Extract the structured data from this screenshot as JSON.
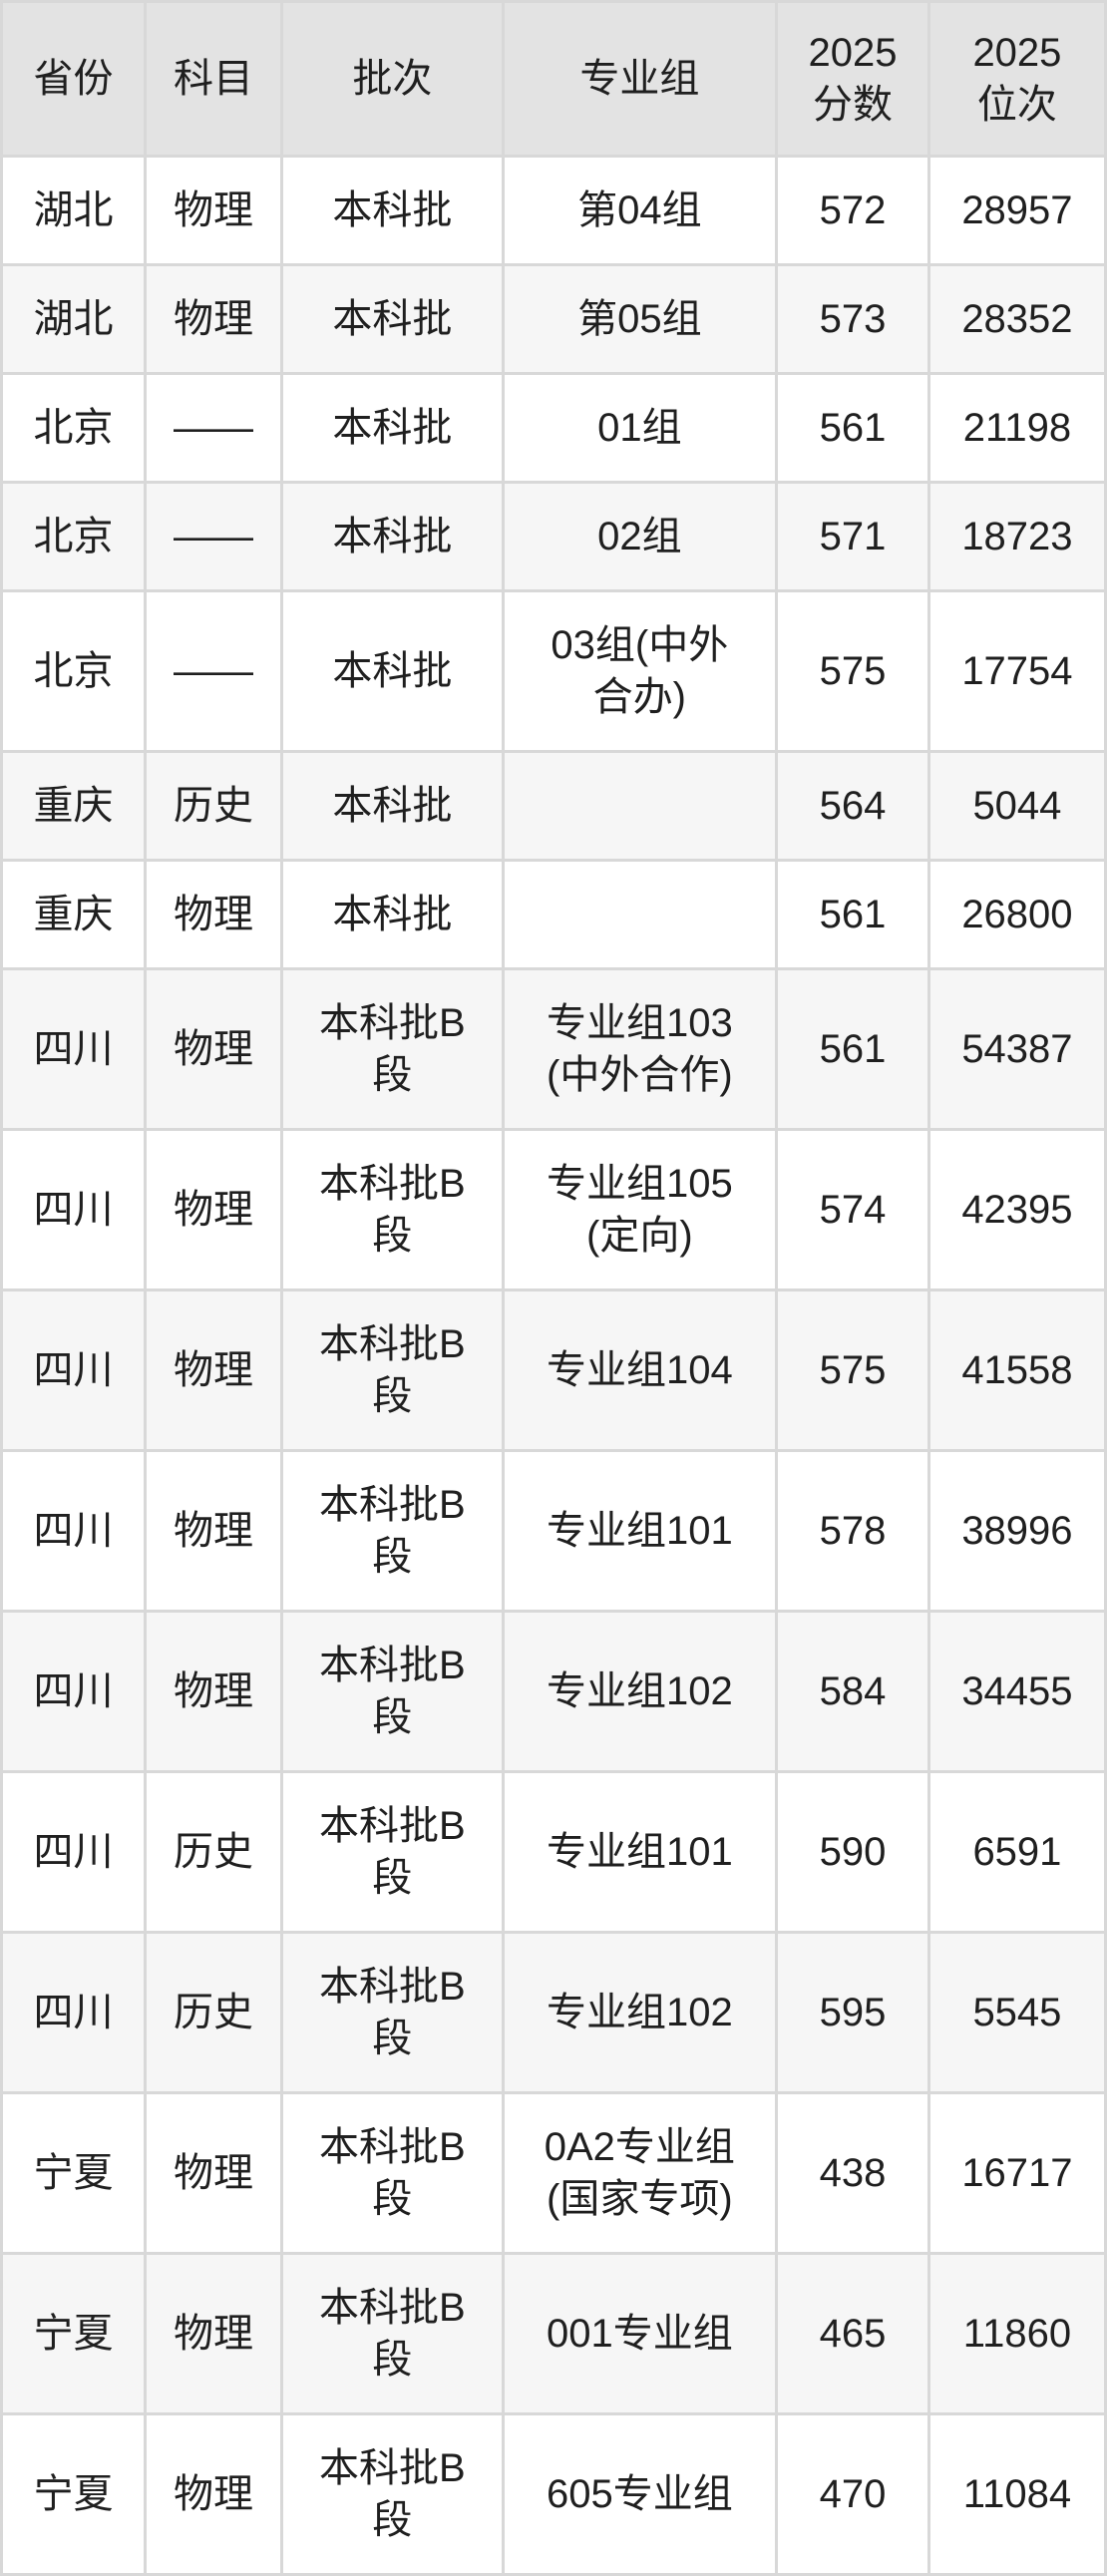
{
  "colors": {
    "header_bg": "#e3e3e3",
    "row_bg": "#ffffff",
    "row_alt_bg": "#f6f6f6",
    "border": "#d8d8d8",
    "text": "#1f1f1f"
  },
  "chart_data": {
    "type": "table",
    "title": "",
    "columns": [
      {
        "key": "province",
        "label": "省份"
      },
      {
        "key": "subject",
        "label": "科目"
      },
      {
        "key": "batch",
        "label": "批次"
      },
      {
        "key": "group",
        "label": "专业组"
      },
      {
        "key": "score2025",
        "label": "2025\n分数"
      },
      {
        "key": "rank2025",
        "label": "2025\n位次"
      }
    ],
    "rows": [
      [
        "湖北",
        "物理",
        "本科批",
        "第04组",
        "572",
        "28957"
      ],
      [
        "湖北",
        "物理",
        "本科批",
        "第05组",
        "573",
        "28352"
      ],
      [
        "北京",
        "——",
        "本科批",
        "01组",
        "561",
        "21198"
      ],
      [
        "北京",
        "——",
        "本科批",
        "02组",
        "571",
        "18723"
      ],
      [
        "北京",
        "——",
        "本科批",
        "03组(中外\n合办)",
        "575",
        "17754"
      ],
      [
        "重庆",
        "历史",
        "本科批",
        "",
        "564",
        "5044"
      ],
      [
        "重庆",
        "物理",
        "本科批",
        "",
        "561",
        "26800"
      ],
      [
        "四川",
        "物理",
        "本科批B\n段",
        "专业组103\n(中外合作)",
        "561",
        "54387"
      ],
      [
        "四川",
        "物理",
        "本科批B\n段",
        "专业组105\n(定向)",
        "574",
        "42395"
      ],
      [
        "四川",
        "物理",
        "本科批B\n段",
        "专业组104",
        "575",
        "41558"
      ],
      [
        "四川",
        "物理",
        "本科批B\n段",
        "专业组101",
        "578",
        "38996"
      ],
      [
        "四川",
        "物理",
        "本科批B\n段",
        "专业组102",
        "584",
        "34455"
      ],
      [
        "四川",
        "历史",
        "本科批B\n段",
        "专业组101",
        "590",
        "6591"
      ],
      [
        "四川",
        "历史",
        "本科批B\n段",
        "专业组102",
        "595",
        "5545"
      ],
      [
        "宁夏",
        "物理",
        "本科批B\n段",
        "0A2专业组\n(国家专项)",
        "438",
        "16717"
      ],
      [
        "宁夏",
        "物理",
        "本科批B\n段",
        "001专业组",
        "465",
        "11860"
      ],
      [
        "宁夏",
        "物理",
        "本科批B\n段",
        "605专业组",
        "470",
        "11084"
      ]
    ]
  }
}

_Request_.
Output an exact copy of the material, with the pictures removed.

_Result below_.
Extract the structured data from this screenshot as JSON.
{
  "colors": {
    "header_bg": "#e3e3e3",
    "row_bg": "#ffffff",
    "row_alt_bg": "#f6f6f6",
    "border": "#d8d8d8",
    "text": "#1f1f1f"
  },
  "chart_data": {
    "type": "table",
    "title": "",
    "columns": [
      {
        "key": "province",
        "label": "省份"
      },
      {
        "key": "subject",
        "label": "科目"
      },
      {
        "key": "batch",
        "label": "批次"
      },
      {
        "key": "group",
        "label": "专业组"
      },
      {
        "key": "score2025",
        "label": "2025\n分数"
      },
      {
        "key": "rank2025",
        "label": "2025\n位次"
      }
    ],
    "rows": [
      [
        "湖北",
        "物理",
        "本科批",
        "第04组",
        "572",
        "28957"
      ],
      [
        "湖北",
        "物理",
        "本科批",
        "第05组",
        "573",
        "28352"
      ],
      [
        "北京",
        "——",
        "本科批",
        "01组",
        "561",
        "21198"
      ],
      [
        "北京",
        "——",
        "本科批",
        "02组",
        "571",
        "18723"
      ],
      [
        "北京",
        "——",
        "本科批",
        "03组(中外\n合办)",
        "575",
        "17754"
      ],
      [
        "重庆",
        "历史",
        "本科批",
        "",
        "564",
        "5044"
      ],
      [
        "重庆",
        "物理",
        "本科批",
        "",
        "561",
        "26800"
      ],
      [
        "四川",
        "物理",
        "本科批B\n段",
        "专业组103\n(中外合作)",
        "561",
        "54387"
      ],
      [
        "四川",
        "物理",
        "本科批B\n段",
        "专业组105\n(定向)",
        "574",
        "42395"
      ],
      [
        "四川",
        "物理",
        "本科批B\n段",
        "专业组104",
        "575",
        "41558"
      ],
      [
        "四川",
        "物理",
        "本科批B\n段",
        "专业组101",
        "578",
        "38996"
      ],
      [
        "四川",
        "物理",
        "本科批B\n段",
        "专业组102",
        "584",
        "34455"
      ],
      [
        "四川",
        "历史",
        "本科批B\n段",
        "专业组101",
        "590",
        "6591"
      ],
      [
        "四川",
        "历史",
        "本科批B\n段",
        "专业组102",
        "595",
        "5545"
      ],
      [
        "宁夏",
        "物理",
        "本科批B\n段",
        "0A2专业组\n(国家专项)",
        "438",
        "16717"
      ],
      [
        "宁夏",
        "物理",
        "本科批B\n段",
        "001专业组",
        "465",
        "11860"
      ],
      [
        "宁夏",
        "物理",
        "本科批B\n段",
        "605专业组",
        "470",
        "11084"
      ]
    ]
  }
}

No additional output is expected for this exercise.